Input records:

##############################

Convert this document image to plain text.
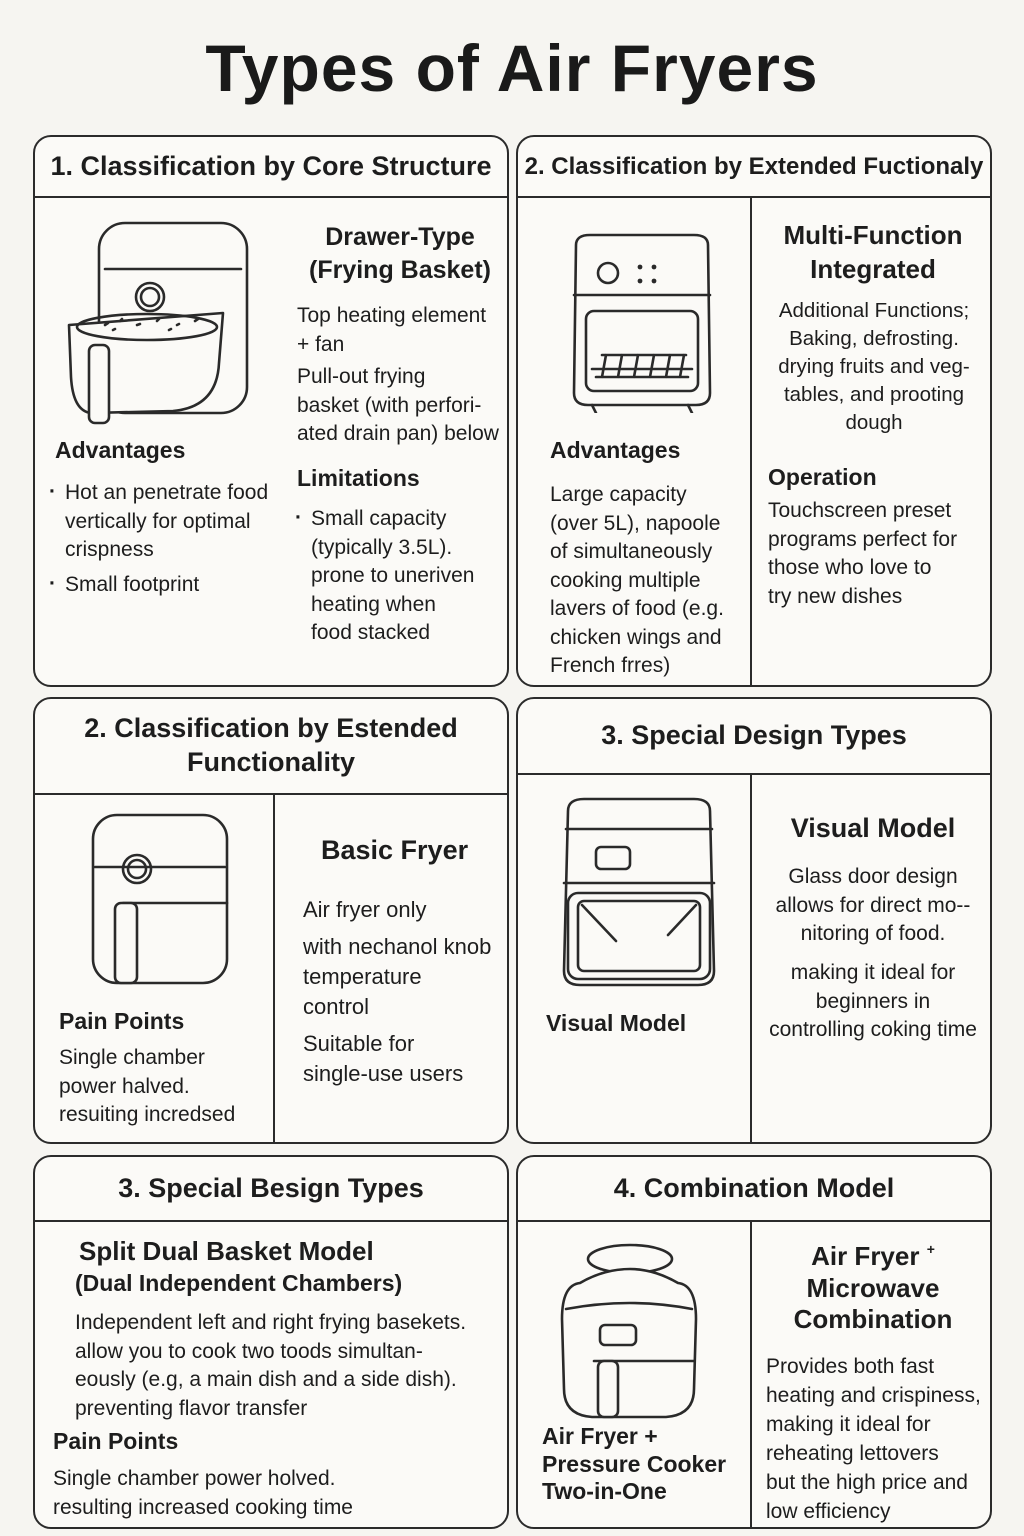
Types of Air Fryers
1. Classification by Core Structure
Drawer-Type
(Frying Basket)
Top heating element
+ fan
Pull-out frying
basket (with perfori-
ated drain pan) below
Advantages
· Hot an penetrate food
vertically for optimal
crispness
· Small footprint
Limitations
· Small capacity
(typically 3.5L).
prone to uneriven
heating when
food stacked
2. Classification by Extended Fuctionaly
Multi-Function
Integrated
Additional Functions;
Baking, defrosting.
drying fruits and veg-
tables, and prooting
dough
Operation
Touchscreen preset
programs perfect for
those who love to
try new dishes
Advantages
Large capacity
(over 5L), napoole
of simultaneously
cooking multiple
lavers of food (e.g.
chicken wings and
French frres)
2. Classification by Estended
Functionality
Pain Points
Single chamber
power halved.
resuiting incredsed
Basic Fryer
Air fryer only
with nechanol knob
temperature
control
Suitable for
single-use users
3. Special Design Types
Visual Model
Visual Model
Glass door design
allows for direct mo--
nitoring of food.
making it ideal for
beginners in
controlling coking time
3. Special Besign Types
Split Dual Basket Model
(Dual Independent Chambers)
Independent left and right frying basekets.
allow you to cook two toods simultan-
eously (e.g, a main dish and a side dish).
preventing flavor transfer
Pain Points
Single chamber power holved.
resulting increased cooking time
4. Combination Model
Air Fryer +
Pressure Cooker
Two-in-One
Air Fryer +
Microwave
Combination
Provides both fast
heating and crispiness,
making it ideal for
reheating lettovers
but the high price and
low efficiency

##############################

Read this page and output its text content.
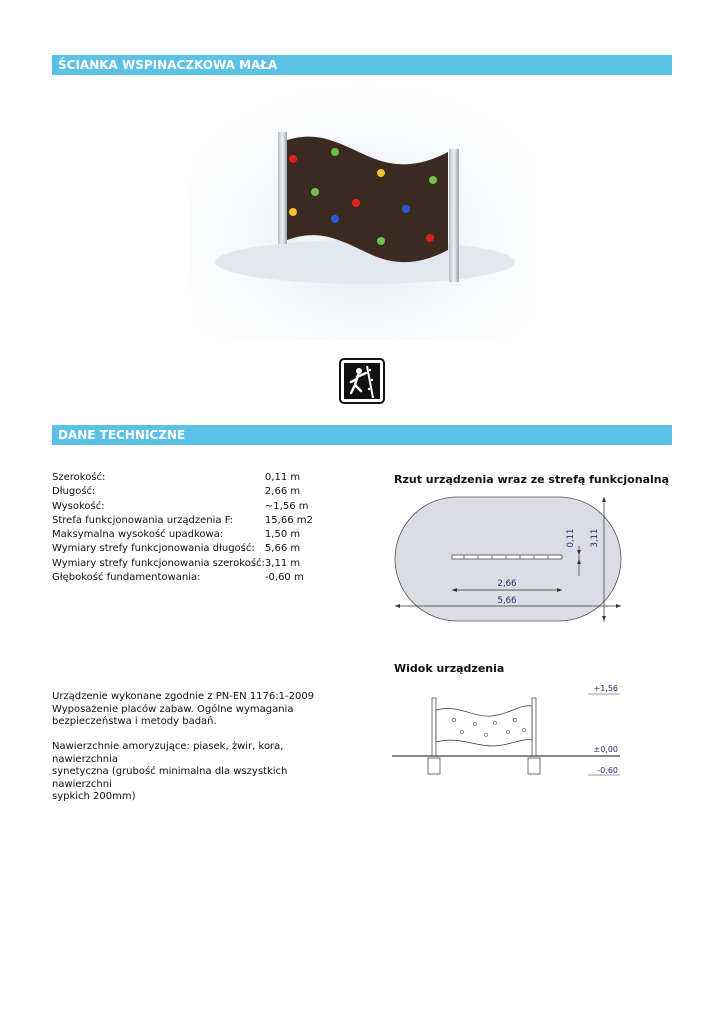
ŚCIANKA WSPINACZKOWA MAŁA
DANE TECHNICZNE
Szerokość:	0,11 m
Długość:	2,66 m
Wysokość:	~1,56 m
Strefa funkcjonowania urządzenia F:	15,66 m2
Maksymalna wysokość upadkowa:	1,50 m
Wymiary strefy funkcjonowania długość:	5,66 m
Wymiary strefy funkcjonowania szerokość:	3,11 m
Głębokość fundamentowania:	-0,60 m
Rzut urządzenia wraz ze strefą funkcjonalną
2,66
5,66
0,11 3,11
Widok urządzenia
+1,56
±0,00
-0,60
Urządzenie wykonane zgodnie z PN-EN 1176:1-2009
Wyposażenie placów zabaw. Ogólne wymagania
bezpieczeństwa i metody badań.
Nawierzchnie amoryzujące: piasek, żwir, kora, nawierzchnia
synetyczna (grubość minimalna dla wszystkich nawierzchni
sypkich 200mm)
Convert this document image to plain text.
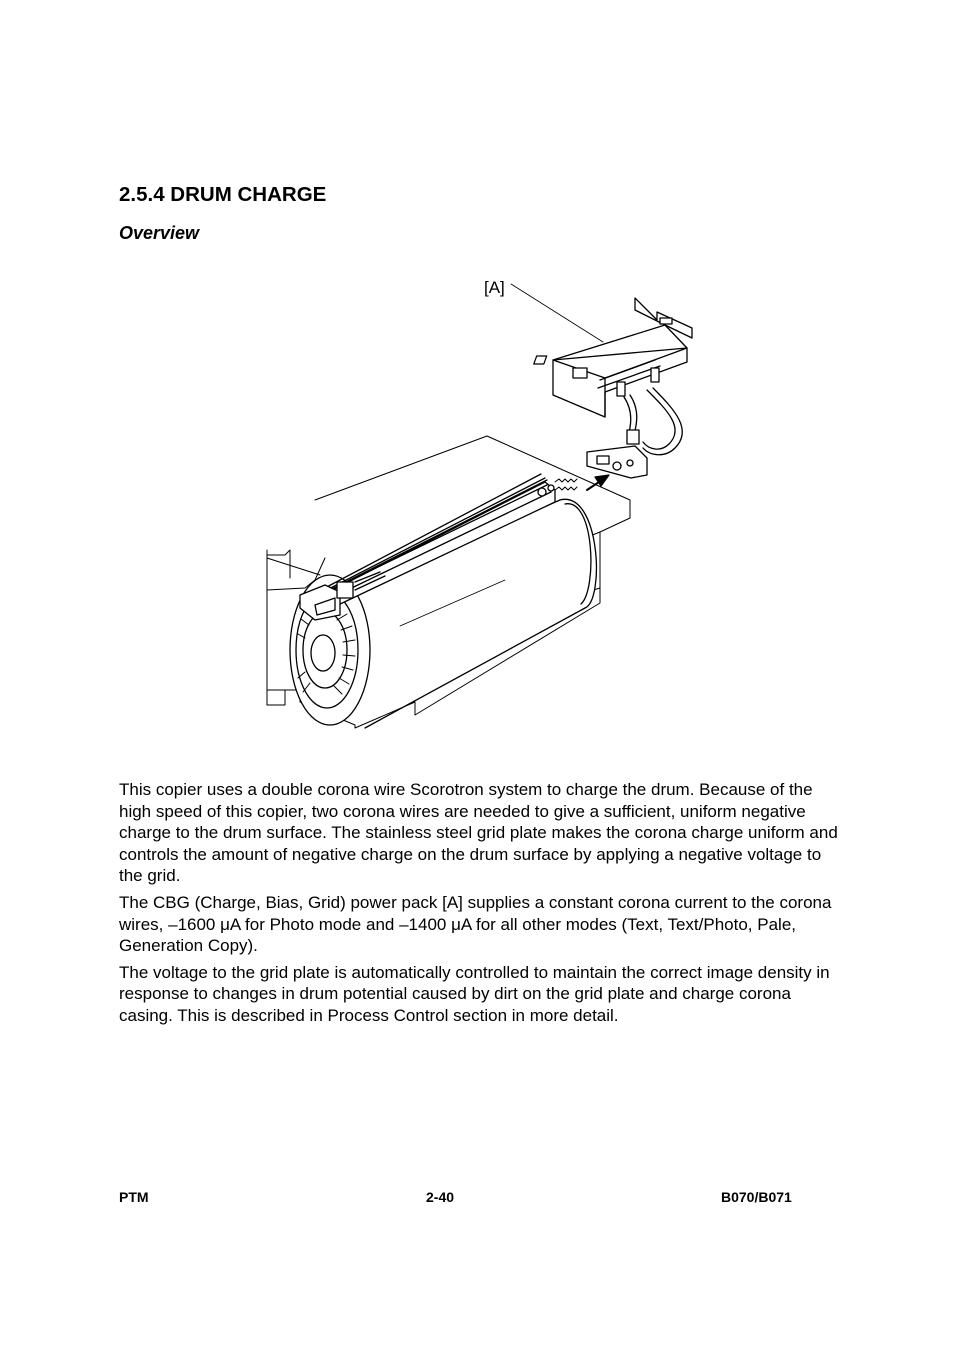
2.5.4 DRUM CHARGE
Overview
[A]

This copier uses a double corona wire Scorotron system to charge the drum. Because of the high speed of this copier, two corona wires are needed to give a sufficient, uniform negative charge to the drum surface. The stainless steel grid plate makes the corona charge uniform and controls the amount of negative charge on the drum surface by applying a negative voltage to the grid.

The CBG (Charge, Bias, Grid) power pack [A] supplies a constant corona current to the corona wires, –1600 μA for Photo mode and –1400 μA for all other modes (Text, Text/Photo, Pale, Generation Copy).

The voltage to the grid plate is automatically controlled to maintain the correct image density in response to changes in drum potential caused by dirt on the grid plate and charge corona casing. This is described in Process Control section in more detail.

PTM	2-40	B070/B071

##############################

What to work on:
Count the lines that hold the string "Types" and state that number alone.

Exercise result:
3